*Письменное задание*: Судя по отрывку о советской деревне, в каком году в Герасимовку приехали сорок семей переселенцев из Белоруссии?

Но один из трагических парадоксов советского сельского хозяйства заключался не в том, что «культурников» признавали кулаками, а в том, что они, как правило, кулаками являлись или очень быстро ими становились. Одно с другим было связано неразрывно. Поэтому любые меры борьбы с кулаком били наотмашь по товарности и культурности аграрного сектора. Но непринятие этих мер вело к подрыву продовольственной безопасности страны, которой и так не было, — какая там безопасность, продержаться бы от урожая до урожая!
Парфенов возмущенно писал, что тысячи крестьянских хозяйств были разорены «только за то, что они завели себе машины, хороших жеребцов и племенных коров, дома покрыли железом, мыли полы и ели на тарелках». Хотя едва ли только за это — ну да ладно…
Беда была в том, что не эти хозяйства определяли лицо деревни.
Роясь в Интернете совсем по другому поводу, я натолкнулась на письмо, которое в 90-е годы написала в газету учительница Павлика Морозова — того самого мальчика, которого дед-кулак убил, как считается, за предательство отца, а на самом деле в ходе внутрисемейной разборки — за то, что невестка посмела выступить против его сына. Сынок, надо сказать, та еще скотина… Но дело не в этом. В письме бывшая сельская учительница дает описание обстановки, с которой она столкнулась, семнадцатилетней девчонкой оказавшись в 1929 году в деревне Герасимовке Тавдинского района Уральской, ныне Свердловской области. В 1907 году туда приехали сорок семей столыпинских переселенцев из Белоруссии — в глушь, в тайгу, без дорог и поселений.
Из письма Л. П. Исаковой, опубликованного в журнале «Человек и закон»:
«Вначале поселили меня у зажиточного мужика Арсения Кулаканова… Говорили, что он убил в тайге заезжих коробейников и на этом разбогател. Во всяком случае, был он действительно богатым, дом имел пятистенный, много скота и земли, но потом разделился со старшими сыновьями, поэтому кулаком не считался. Однако жадный был и злой, за свою собственность мог с живого шкуру содрать. Старика Морозова, деда Павлика, тоже хорошо помню. Сам он после раздела с сыновьями жил средне, но перед богатыми на задних лапах ходил, особенно перед зятьями своими Кулакановым и Силиным. Третью же дочь, Устинью, которая вышла за бедняка Дениса Потупчика, в грош не ставил.

*Предоставленные сведения*:

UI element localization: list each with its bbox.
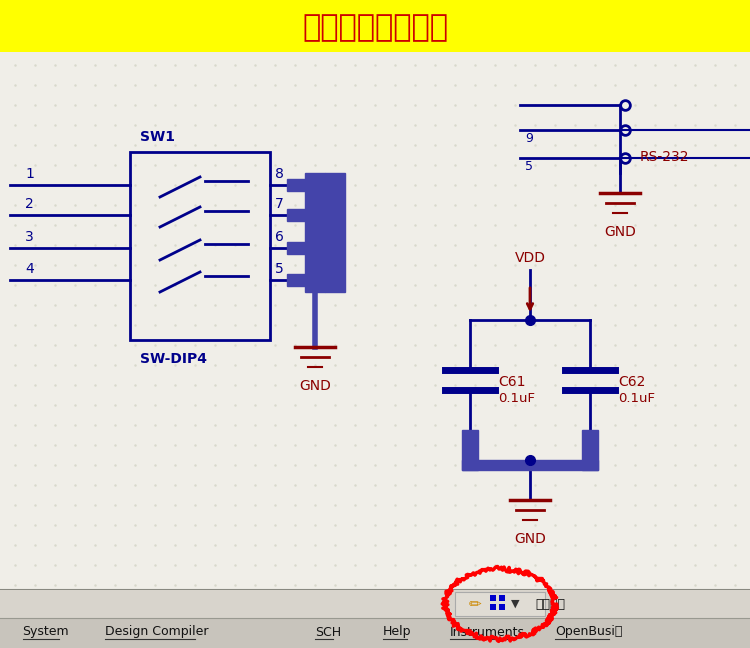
Bar (462, 430, 478, 470)
Text: OpenBusi调: OpenBusi调 (555, 625, 622, 638)
Bar (0, 590, 750, 648)
Text: VDD: VDD (514, 251, 545, 265)
Text: 1: 1 (25, 167, 34, 181)
Text: 0.1uF: 0.1uF (618, 392, 655, 405)
Bar (0, 590, 750, 618)
Text: RS-232: RS-232 (640, 150, 689, 164)
Text: GND: GND (514, 532, 546, 546)
Text: GND: GND (299, 379, 331, 393)
Text: ▼: ▼ (511, 599, 519, 609)
Text: 8: 8 (275, 167, 284, 181)
Text: 原理图中可以这样: 原理图中可以这样 (302, 14, 448, 43)
Bar (325, 173, 345, 292)
Bar (287, 274, 307, 286)
Bar (287, 179, 307, 191)
Text: 6: 6 (275, 230, 284, 244)
Text: 5: 5 (525, 160, 533, 173)
Text: 3: 3 (25, 230, 34, 244)
Text: 5: 5 (275, 262, 284, 276)
Text: 7: 7 (275, 197, 284, 211)
Text: 9: 9 (525, 132, 532, 145)
Bar (305, 173, 325, 292)
Text: ✏: ✏ (469, 597, 482, 612)
Text: 0.1uF: 0.1uF (498, 392, 535, 405)
Text: SW1: SW1 (140, 130, 175, 144)
Text: 掩膜级别: 掩膜级别 (535, 597, 565, 610)
Bar (130, 152, 270, 340)
Bar (499, 604, 505, 610)
Text: SW-DIP4: SW-DIP4 (140, 352, 207, 366)
Bar (455, 592, 545, 616)
Bar (287, 242, 307, 254)
Bar (582, 430, 598, 470)
Text: Design Compiler: Design Compiler (105, 625, 209, 638)
Bar (490, 604, 496, 610)
Text: Instruments: Instruments (450, 625, 525, 638)
Text: GND: GND (604, 225, 636, 239)
Bar (0, 0, 750, 52)
Text: C61: C61 (498, 375, 526, 389)
Bar (499, 595, 505, 601)
Bar (462, 460, 598, 470)
Bar (287, 209, 307, 221)
Text: System: System (22, 625, 69, 638)
Text: 2: 2 (25, 197, 34, 211)
Text: 4: 4 (25, 262, 34, 276)
Bar (490, 595, 496, 601)
Text: SCH: SCH (315, 625, 341, 638)
Text: Help: Help (382, 625, 411, 638)
Text: C62: C62 (618, 375, 645, 389)
Bar (0, 50, 750, 590)
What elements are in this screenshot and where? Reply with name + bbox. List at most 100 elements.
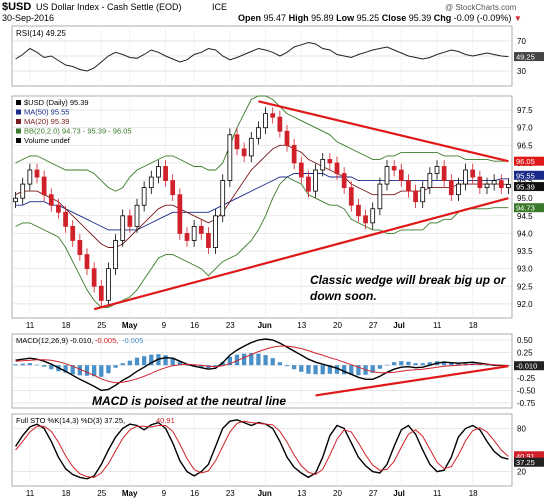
price-candle xyxy=(398,169,404,181)
price-candle xyxy=(263,113,268,129)
date-axis-label: May xyxy=(122,489,138,498)
macd-histogram-bar xyxy=(370,365,375,373)
date-axis-label: Jul xyxy=(393,489,405,498)
macd-trendline xyxy=(315,365,509,397)
price-candle xyxy=(463,169,468,185)
macd-histogram-bar xyxy=(506,365,511,366)
price-candle xyxy=(277,116,283,132)
macd-histogram-bar xyxy=(77,365,82,376)
macd-histogram-bar xyxy=(263,355,268,366)
price-candle xyxy=(327,159,333,164)
sto-legend-k: Full STO %K(14,3) %D(3) 37.25, xyxy=(16,416,125,425)
date-axis-label: 23 xyxy=(226,489,235,498)
macd-histogram-bar xyxy=(163,355,168,366)
price-candle xyxy=(56,204,61,213)
price-candle xyxy=(484,183,490,189)
price-candle xyxy=(127,215,133,227)
macd-histogram-bar xyxy=(42,365,47,367)
price-candle xyxy=(241,148,247,157)
macd-histogram-bar xyxy=(284,365,290,367)
macd-histogram-bar xyxy=(49,365,54,370)
date-axis-label: 11 xyxy=(26,321,35,330)
price-candle xyxy=(63,211,68,227)
price-candle xyxy=(227,134,233,181)
price-candle xyxy=(91,268,97,287)
macd-line xyxy=(15,338,509,392)
open-label: Open xyxy=(238,13,262,23)
price-candle xyxy=(434,166,440,174)
date-label: 30-Sep-2016 xyxy=(2,13,55,23)
price-legend-swatch xyxy=(16,138,21,143)
macd-histogram-bar xyxy=(334,365,340,374)
watermark: @ StockCharts.com xyxy=(445,3,517,12)
date-axis-label: Jul xyxy=(393,321,405,330)
macd-histogram-bar xyxy=(320,365,325,375)
close-value: 95.39 xyxy=(408,13,432,23)
price-candle xyxy=(34,169,40,178)
price-candle xyxy=(13,197,18,203)
date-axis-label: 23 xyxy=(226,321,235,330)
price-ytick: 92.5 xyxy=(517,282,533,291)
price-legend-entry: MA(20) 95.39 xyxy=(24,117,69,126)
date-axis-label: 13 xyxy=(297,489,306,498)
macd-signal-line xyxy=(15,345,509,384)
date-axis-label: 11 xyxy=(433,489,442,498)
macd-histogram-bar xyxy=(20,363,25,366)
rsi-ytick: 30 xyxy=(517,67,526,76)
macd-histogram-bar xyxy=(249,353,254,366)
price-candle xyxy=(334,162,340,174)
macd-histogram-bar xyxy=(299,365,304,372)
price-candle xyxy=(406,180,411,192)
open-value: 95.47 xyxy=(263,13,287,23)
price-legend-entry: $USD (Daily) 95.39 xyxy=(24,98,89,107)
macd-histogram-bar xyxy=(142,356,147,366)
macd-histogram-bar xyxy=(277,362,282,366)
price-candle xyxy=(284,130,290,146)
price-candle xyxy=(256,127,261,139)
price-legend-entry: Volume undef xyxy=(24,136,71,145)
macd-histogram-bar xyxy=(120,363,125,366)
date-axis-label: 13 xyxy=(297,321,306,330)
price-candle xyxy=(20,183,26,199)
chg-value: -0.09 (-0.09%) xyxy=(453,13,512,23)
high-value: 95.89 xyxy=(311,13,334,23)
rsi-current-label-bg xyxy=(514,52,544,62)
macd-legend-title: MACD(12,26,9) xyxy=(16,336,69,345)
sto-k-current-label: 37.25 xyxy=(516,458,535,467)
price-candle xyxy=(298,162,304,178)
macd-ytick: 0.50 xyxy=(517,336,533,345)
price-candle xyxy=(148,176,154,189)
price-candle xyxy=(70,225,76,241)
date-axis-label: 18 xyxy=(469,489,478,498)
price-candle xyxy=(363,215,368,224)
price-candle xyxy=(234,134,240,150)
macd-histogram-bar xyxy=(184,365,190,366)
bb-lower-line xyxy=(15,176,509,308)
date-axis-label: 16 xyxy=(190,489,199,498)
macd-histogram-bar xyxy=(356,365,361,376)
price-candle xyxy=(206,233,211,248)
macd-histogram-bar xyxy=(399,361,404,366)
sto-d-line xyxy=(15,420,509,478)
price-candle xyxy=(506,184,511,189)
price-candle xyxy=(491,180,497,185)
bb-upper-current-label-bg xyxy=(514,156,544,166)
price-candle xyxy=(477,176,483,189)
down-arrow-icon: ▼ xyxy=(513,14,522,23)
macd-histogram-bar xyxy=(234,354,240,366)
price-candle xyxy=(413,190,418,203)
bb-lower-current-label-bg xyxy=(514,203,544,213)
date-axis-label: Jun xyxy=(258,321,272,330)
ma50-current-label: 95.55 xyxy=(516,171,535,180)
price-candle xyxy=(48,194,54,206)
macd-legend-hist: -0.005 xyxy=(122,336,143,345)
macd-histogram-bar xyxy=(427,362,432,366)
macd-histogram-bar xyxy=(84,365,90,376)
macd-histogram-bar xyxy=(220,362,225,366)
price-candle xyxy=(27,169,33,185)
macd-ytick: -0.50 xyxy=(517,386,536,395)
macd-histogram-bar xyxy=(213,365,218,367)
macd-histogram-bar xyxy=(106,365,111,374)
chg-label: Chg xyxy=(433,13,452,23)
bb-upper-current-label: 96.05 xyxy=(516,157,535,166)
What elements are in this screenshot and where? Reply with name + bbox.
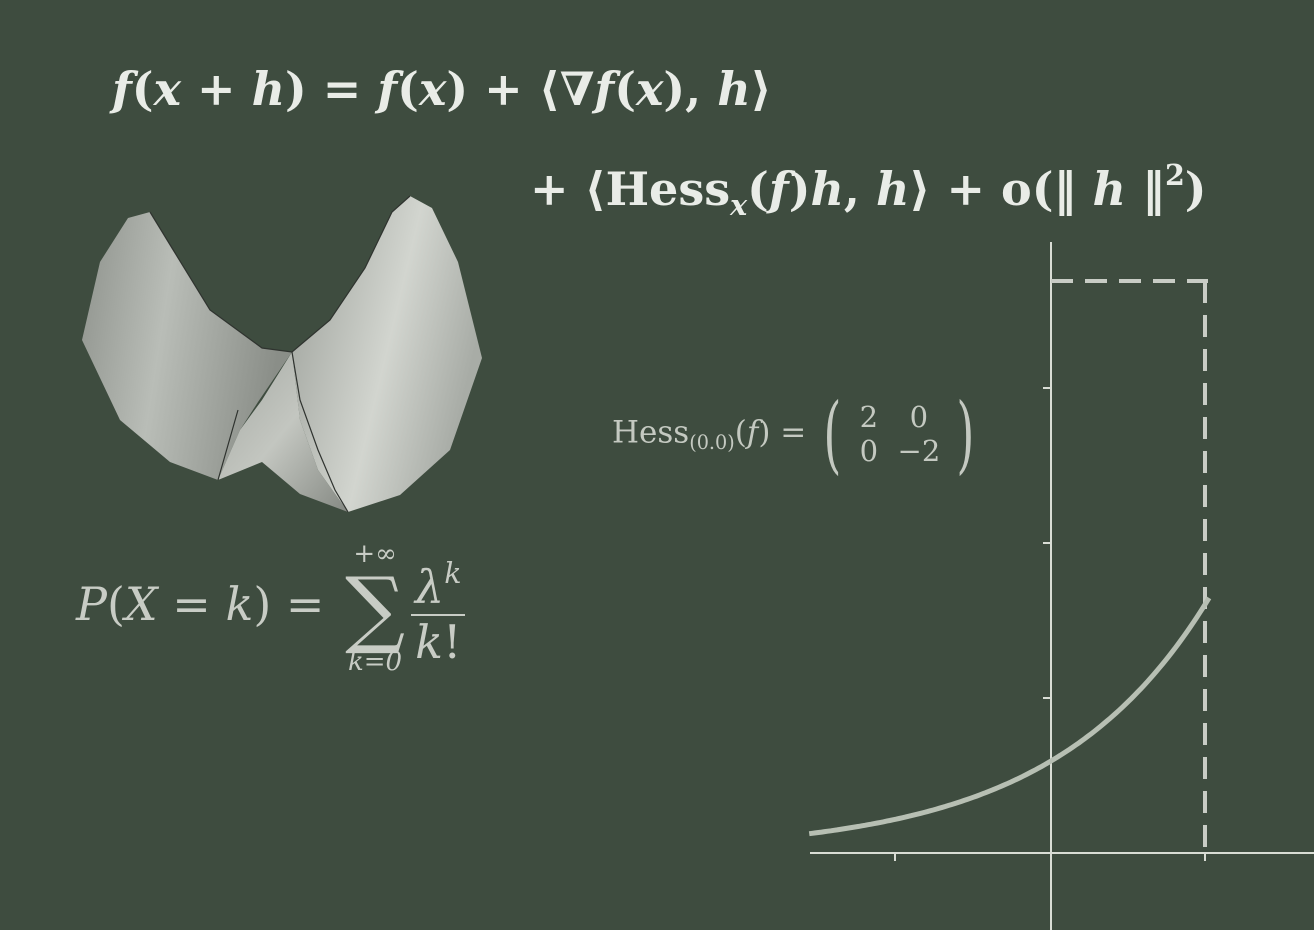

*Решение задания*: В 1907 году.